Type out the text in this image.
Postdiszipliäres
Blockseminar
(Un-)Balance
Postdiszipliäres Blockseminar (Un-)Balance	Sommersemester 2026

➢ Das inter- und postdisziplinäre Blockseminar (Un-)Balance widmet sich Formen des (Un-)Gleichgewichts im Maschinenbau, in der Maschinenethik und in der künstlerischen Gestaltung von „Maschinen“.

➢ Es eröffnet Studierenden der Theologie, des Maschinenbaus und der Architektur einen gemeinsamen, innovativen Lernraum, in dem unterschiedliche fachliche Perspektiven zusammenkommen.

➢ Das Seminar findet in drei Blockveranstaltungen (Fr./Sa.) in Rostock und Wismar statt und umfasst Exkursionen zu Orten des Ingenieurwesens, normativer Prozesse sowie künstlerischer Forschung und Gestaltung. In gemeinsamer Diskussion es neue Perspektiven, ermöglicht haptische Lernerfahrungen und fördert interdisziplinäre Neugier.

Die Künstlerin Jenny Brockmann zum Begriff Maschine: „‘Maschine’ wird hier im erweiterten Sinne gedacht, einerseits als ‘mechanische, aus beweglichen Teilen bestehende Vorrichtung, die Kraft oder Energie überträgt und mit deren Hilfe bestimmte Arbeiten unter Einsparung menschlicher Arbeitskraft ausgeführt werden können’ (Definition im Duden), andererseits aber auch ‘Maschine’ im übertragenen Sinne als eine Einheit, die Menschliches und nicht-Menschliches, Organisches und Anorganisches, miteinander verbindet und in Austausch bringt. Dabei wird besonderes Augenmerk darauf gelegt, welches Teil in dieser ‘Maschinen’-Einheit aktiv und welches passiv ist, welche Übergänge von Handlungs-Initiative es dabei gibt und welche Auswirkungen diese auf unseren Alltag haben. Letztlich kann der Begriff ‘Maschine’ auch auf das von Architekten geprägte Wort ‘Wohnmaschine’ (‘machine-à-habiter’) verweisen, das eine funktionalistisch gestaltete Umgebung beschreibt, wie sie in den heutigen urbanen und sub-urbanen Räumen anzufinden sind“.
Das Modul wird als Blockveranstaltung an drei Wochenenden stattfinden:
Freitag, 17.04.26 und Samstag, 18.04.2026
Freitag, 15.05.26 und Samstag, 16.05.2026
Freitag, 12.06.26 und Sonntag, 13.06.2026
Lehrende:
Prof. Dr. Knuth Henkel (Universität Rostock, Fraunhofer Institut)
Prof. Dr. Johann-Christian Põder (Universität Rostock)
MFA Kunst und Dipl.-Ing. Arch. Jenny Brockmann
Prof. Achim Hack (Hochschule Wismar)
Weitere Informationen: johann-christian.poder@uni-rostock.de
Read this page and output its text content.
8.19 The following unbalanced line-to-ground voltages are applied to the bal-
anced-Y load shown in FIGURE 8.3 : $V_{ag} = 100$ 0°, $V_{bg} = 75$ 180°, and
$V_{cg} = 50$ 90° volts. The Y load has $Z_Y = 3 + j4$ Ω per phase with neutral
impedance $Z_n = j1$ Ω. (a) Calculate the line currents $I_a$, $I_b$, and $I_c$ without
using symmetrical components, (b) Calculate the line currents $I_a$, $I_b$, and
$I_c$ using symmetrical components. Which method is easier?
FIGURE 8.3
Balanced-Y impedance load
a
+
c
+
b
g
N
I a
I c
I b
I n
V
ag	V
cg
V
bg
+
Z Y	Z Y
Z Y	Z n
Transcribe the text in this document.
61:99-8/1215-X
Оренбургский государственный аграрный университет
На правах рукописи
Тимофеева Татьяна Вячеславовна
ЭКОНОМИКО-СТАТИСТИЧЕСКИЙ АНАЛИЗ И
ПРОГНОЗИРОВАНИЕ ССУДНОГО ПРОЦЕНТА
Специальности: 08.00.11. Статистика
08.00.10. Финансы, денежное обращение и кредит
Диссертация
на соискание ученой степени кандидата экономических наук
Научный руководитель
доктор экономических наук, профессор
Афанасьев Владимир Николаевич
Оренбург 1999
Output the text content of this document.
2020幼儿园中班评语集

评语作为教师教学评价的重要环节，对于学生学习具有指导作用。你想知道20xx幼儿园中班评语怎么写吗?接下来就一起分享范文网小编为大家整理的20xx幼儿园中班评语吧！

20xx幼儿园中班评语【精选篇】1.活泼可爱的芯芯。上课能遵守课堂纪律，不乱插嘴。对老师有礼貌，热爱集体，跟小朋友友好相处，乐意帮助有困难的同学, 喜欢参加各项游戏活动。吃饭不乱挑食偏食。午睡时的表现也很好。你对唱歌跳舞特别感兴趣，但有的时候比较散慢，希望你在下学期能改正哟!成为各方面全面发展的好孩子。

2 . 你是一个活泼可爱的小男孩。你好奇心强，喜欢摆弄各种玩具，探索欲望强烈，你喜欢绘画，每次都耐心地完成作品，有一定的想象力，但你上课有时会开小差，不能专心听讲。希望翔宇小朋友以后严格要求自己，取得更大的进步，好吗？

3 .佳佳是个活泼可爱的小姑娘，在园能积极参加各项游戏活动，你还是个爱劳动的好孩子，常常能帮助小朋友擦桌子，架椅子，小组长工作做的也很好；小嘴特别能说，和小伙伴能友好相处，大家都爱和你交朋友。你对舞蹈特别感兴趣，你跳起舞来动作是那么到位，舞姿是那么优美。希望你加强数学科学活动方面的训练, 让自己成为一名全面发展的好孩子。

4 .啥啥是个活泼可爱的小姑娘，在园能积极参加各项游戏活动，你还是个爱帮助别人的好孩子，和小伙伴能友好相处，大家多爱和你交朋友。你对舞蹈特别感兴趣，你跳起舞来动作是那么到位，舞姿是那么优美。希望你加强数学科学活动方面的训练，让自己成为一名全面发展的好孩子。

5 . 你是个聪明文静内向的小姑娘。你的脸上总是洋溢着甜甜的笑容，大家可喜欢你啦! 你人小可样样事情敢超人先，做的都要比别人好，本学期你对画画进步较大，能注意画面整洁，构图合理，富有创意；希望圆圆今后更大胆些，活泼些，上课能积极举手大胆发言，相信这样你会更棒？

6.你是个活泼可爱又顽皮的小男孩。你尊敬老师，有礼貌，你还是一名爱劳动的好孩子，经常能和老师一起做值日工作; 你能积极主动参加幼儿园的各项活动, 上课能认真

> [DESCRIPTION OF THE TASK]: Pull every line containing the word "Calculate" out of the entries above.

> [WORKED ANSWER]:
impedance $Z_n = j1$ Ω. (a) Calculate the line currents $I_a$, $I_b$, and $I_c$ without
using symmetrical components, (b) Calculate the line currents $I_a$, $I_b$, and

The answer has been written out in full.